• Directive: Output the data that follows exactly, line for line.

• Data for processing:
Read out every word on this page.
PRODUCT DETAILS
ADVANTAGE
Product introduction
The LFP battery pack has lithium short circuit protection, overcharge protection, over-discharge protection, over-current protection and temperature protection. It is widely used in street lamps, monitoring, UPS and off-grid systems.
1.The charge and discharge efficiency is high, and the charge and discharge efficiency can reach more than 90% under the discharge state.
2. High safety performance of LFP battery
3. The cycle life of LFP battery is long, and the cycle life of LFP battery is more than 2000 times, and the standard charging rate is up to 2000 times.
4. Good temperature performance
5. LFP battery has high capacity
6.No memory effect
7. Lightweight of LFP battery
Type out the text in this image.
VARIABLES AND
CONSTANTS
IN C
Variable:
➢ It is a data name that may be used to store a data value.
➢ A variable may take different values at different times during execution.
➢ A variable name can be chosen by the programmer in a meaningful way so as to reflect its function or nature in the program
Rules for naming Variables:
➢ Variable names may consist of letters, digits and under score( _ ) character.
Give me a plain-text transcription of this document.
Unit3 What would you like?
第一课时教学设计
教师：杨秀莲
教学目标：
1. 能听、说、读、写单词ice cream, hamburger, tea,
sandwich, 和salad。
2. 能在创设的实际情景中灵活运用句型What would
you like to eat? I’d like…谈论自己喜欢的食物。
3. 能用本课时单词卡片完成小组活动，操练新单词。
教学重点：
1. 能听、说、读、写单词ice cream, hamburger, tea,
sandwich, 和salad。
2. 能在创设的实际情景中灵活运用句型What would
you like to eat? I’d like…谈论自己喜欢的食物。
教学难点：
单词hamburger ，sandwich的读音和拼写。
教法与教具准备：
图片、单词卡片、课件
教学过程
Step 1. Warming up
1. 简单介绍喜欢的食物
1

• The solution:
Read out every word on this page.
PRODUCT DETAILS
ADVANTAGE
Product introduction
The LFP battery pack has lithium short circuit protection, overcharge protection, over-discharge protection, over-current protection and temperature protection. It is widely used in street lamps, monitoring, UPS and off-grid systems.
1.The charge and discharge efficiency is high, and the charge and discharge efficiency can reach more than 90% under the discharge state.
2. High safety performance of LFP battery
3. The cycle life of LFP battery is long, and the cycle life of LFP battery is more than 2000 times, and the standard charging rate is up to 2000 times.
4. Good temperature performance
5. LFP battery has high capacity
6.No memory effect
7. Lightweight of LFP battery
Type out the text in this image.
VARIABLES AND
CONSTANTS
IN C
Variable:
➢ It is a data name that may be used to store a data value.
➢ A variable may take different values at different times during execution.
➢ A variable name can be chosen by the programmer in a meaningful way so as to reflect its function or nature in the program
Rules for naming Variables:
➢ Variable names may consist of letters, digits and under score( _ ) character.
Give me a plain-text transcription of this document.
Unit3 What would you like?
第一课时教学设计
教师：杨秀莲
教学目标：
1. 能听、说、读、写单词ice cream, hamburger, tea,
sandwich, 和salad。
2. 能在创设的实际情景中灵活运用句型What would
you like to eat? I’d like…谈论自己喜欢的食物。
3. 能用本课时单词卡片完成小组活动，操练新单词。
教学重点：
1. 能听、说、读、写单词ice cream, hamburger, tea,
sandwich, 和salad。
2. 能在创设的实际情景中灵活运用句型What would
you like to eat? I’d like…谈论自己喜欢的食物。
教学难点：
单词hamburger ，sandwich的读音和拼写。
教法与教具准备：
图片、单词卡片、课件
教学过程
Step 1. Warming up
1. 简单介绍喜欢的食物
1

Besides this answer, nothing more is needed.